▶ _Problem details_: Please report every line from the material that contains the word "которая".

▶ _Provided records_:

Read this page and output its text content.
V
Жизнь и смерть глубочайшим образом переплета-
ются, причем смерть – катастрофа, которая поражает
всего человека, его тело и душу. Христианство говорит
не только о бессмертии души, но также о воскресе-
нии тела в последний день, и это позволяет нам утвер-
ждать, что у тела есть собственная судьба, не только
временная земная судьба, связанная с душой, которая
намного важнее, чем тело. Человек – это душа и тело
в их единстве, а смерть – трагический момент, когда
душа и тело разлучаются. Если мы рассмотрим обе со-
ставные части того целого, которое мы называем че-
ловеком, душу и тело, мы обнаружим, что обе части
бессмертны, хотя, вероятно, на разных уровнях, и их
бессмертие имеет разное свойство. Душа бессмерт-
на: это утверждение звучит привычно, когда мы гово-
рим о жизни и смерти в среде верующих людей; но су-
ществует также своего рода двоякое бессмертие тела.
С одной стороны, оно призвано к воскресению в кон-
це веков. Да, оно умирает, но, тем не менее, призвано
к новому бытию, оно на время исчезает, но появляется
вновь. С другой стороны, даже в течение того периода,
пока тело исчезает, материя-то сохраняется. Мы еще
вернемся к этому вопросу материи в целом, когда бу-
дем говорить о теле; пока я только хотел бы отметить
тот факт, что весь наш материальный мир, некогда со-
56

▶ _Full solution_:
ются, причем смерть – катастрофа, которая поражает
временная земная судьба, связанная с душой, которая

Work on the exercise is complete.